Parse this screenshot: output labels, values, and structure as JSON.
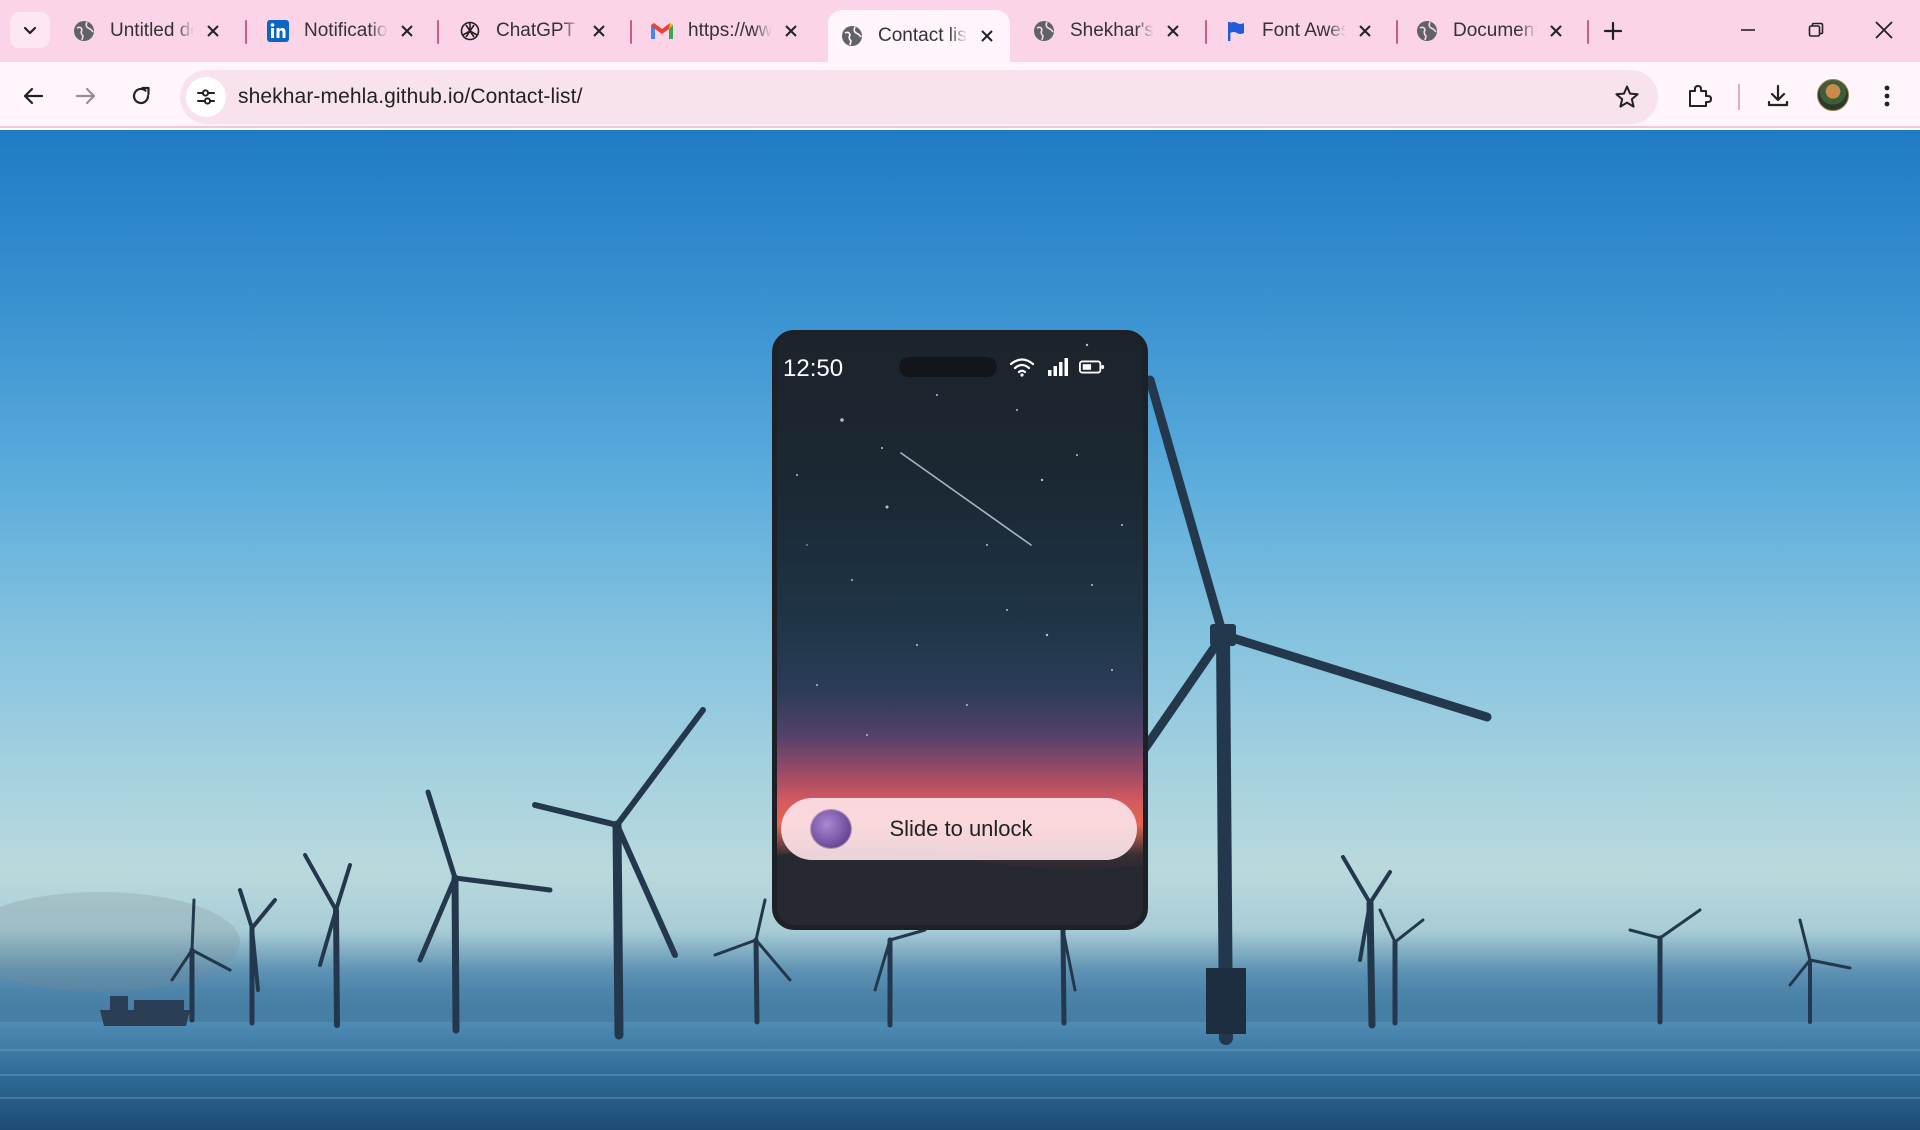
{
  "browser": {
    "tabs": [
      {
        "title": "Untitled do",
        "icon": "globe-icon",
        "active": false
      },
      {
        "title": "Notificatio",
        "icon": "linkedin-icon",
        "active": false
      },
      {
        "title": "ChatGPT",
        "icon": "chatgpt-icon",
        "active": false
      },
      {
        "title": "https://ww",
        "icon": "gmail-icon",
        "active": false
      },
      {
        "title": "Contact list",
        "icon": "globe-icon",
        "active": true
      },
      {
        "title": "Shekhar's",
        "icon": "globe-icon",
        "active": false
      },
      {
        "title": "Font Awes",
        "icon": "flag-icon",
        "active": false
      },
      {
        "title": "Document",
        "icon": "globe-icon",
        "active": false
      }
    ],
    "url": "shekhar-mehla.github.io/Contact-list/",
    "accent": "#fbd5e7",
    "toolbar_bg": "#fff5fa"
  },
  "phone": {
    "time": "12:50",
    "status_icons": [
      "wifi-icon",
      "signal-icon",
      "battery-icon"
    ],
    "slider_label": "Slide to unlock"
  }
}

::::::::

## Task to complete:
Copy out the listing exactly as it stands, but not the pictures.

## The answer:
Parse this screenshot: output labels, values, and structure as JSON.
{
  "browser": {
    "tabs": [
      {
        "title": "Untitled do",
        "icon": "globe-icon",
        "active": false
      },
      {
        "title": "Notificatio",
        "icon": "linkedin-icon",
        "active": false
      },
      {
        "title": "ChatGPT",
        "icon": "chatgpt-icon",
        "active": false
      },
      {
        "title": "https://ww",
        "icon": "gmail-icon",
        "active": false
      },
      {
        "title": "Contact list",
        "icon": "globe-icon",
        "active": true
      },
      {
        "title": "Shekhar's",
        "icon": "globe-icon",
        "active": false
      },
      {
        "title": "Font Awes",
        "icon": "flag-icon",
        "active": false
      },
      {
        "title": "Document",
        "icon": "globe-icon",
        "active": false
      }
    ],
    "url": "shekhar-mehla.github.io/Contact-list/",
    "accent": "#fbd5e7",
    "toolbar_bg": "#fff5fa"
  },
  "phone": {
    "time": "12:50",
    "status_icons": [
      "wifi-icon",
      "signal-icon",
      "battery-icon"
    ],
    "slider_label": "Slide to unlock"
  }
}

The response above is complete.